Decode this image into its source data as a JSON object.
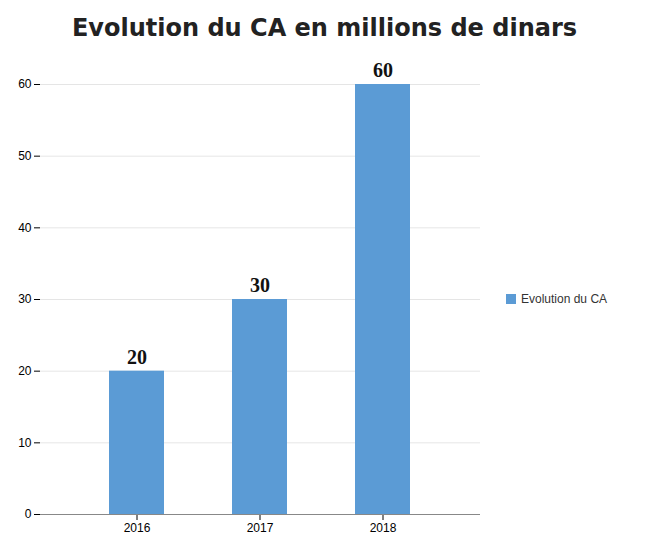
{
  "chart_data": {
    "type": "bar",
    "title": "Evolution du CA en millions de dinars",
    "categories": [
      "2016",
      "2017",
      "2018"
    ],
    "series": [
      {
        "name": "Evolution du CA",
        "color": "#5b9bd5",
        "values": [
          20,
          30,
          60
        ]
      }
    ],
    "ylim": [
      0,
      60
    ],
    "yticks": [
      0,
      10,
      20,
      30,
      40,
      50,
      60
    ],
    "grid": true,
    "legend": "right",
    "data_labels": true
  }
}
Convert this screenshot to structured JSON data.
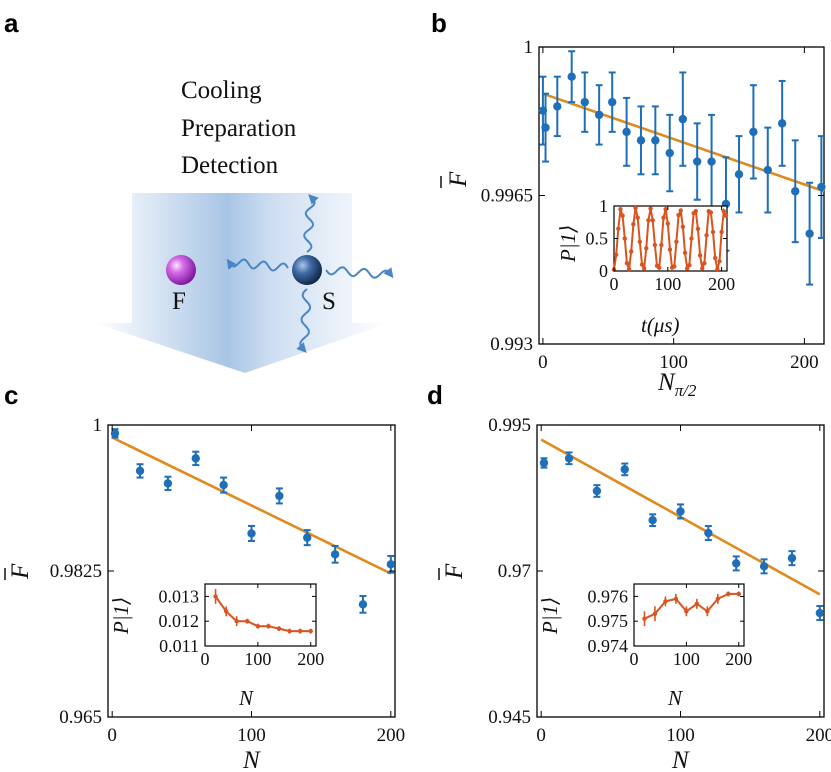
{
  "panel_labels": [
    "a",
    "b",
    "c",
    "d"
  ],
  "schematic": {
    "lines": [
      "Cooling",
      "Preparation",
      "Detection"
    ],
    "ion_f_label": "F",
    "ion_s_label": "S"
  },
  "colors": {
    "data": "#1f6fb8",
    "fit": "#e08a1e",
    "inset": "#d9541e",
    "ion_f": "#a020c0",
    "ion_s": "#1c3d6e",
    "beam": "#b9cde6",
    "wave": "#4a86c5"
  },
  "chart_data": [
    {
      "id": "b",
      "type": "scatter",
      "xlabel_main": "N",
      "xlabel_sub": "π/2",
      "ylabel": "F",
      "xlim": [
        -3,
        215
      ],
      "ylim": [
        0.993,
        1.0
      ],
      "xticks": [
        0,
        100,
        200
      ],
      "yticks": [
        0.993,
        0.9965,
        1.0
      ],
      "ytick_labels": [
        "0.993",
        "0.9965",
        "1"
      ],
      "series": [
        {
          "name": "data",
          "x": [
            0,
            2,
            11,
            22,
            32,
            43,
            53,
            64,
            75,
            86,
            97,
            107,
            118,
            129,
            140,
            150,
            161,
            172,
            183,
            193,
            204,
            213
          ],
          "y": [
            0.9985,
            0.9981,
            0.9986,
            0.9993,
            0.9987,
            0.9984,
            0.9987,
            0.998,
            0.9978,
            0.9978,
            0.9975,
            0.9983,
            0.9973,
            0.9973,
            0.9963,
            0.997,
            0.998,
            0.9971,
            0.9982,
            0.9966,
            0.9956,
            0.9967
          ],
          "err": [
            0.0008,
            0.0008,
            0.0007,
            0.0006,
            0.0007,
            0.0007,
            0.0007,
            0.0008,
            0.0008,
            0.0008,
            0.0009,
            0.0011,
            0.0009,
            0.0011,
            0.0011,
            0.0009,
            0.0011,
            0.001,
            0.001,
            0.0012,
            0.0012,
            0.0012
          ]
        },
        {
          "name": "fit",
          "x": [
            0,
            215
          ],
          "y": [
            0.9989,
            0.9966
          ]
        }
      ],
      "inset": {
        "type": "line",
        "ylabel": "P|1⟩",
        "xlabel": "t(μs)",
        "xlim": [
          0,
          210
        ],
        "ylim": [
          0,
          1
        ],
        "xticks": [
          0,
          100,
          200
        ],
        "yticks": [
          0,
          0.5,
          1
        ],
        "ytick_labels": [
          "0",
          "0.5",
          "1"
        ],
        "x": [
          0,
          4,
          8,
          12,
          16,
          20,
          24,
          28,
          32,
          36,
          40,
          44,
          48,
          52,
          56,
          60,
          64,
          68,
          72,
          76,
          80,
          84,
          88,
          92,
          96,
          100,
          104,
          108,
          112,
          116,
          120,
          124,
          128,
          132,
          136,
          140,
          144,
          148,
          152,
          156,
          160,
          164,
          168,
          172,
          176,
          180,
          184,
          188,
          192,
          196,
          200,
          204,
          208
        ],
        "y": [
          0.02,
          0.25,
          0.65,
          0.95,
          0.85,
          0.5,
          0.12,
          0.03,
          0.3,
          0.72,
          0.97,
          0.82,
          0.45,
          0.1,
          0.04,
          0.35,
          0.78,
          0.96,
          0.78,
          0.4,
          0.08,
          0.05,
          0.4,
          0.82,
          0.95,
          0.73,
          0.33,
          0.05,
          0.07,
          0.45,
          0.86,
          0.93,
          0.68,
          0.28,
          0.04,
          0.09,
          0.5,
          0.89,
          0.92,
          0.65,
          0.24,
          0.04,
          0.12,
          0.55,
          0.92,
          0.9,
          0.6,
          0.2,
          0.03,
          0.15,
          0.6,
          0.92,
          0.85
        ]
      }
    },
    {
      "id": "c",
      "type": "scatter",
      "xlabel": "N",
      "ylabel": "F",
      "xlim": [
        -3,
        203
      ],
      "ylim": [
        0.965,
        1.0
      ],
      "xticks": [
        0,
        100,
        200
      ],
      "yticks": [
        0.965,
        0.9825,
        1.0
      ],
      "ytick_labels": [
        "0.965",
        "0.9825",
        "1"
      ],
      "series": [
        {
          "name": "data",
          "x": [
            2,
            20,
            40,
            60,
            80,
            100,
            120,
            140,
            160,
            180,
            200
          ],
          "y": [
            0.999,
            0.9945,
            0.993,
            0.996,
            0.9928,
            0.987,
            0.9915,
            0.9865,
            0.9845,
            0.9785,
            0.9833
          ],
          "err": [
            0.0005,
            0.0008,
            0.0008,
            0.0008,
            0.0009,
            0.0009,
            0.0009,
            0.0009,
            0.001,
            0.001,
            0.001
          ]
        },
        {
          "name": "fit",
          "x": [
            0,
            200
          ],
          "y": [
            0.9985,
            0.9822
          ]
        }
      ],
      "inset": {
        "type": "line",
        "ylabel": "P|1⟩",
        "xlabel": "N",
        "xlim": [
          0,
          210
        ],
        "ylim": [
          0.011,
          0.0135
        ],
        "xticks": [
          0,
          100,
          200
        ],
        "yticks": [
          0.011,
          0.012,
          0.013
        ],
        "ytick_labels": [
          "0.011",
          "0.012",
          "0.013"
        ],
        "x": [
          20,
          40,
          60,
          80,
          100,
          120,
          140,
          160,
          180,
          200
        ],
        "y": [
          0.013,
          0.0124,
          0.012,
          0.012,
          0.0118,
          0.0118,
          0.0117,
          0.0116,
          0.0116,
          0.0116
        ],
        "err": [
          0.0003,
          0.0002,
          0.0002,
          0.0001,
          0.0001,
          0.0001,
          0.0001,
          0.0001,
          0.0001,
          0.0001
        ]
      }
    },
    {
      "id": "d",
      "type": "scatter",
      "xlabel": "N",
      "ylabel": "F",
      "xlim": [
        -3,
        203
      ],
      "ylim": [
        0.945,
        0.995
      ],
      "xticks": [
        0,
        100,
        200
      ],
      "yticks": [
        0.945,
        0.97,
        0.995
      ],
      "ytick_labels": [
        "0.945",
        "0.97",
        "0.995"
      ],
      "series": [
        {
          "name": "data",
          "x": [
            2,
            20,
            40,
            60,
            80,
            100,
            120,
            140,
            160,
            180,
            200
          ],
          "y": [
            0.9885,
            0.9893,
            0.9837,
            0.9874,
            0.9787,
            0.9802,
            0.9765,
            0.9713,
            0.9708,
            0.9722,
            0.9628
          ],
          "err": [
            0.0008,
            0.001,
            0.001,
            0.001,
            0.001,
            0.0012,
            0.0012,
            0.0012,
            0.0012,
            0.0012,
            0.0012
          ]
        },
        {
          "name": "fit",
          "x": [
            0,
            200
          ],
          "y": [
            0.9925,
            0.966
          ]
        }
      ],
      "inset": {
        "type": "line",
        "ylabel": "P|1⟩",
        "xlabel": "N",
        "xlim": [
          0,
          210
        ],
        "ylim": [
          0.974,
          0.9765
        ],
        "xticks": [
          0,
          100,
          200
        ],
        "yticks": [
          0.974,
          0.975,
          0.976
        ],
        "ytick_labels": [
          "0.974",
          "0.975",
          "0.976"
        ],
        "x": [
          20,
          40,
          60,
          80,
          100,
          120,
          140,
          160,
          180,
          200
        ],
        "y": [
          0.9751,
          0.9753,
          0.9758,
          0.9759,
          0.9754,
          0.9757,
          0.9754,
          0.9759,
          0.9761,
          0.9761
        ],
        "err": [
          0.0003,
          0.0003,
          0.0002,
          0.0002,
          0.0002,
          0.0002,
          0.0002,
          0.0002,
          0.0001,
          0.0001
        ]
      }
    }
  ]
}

Task prompt.
For the entries above, state how many lines contain the word "Evolution". Provide the number by itself.

Solution to this task.
2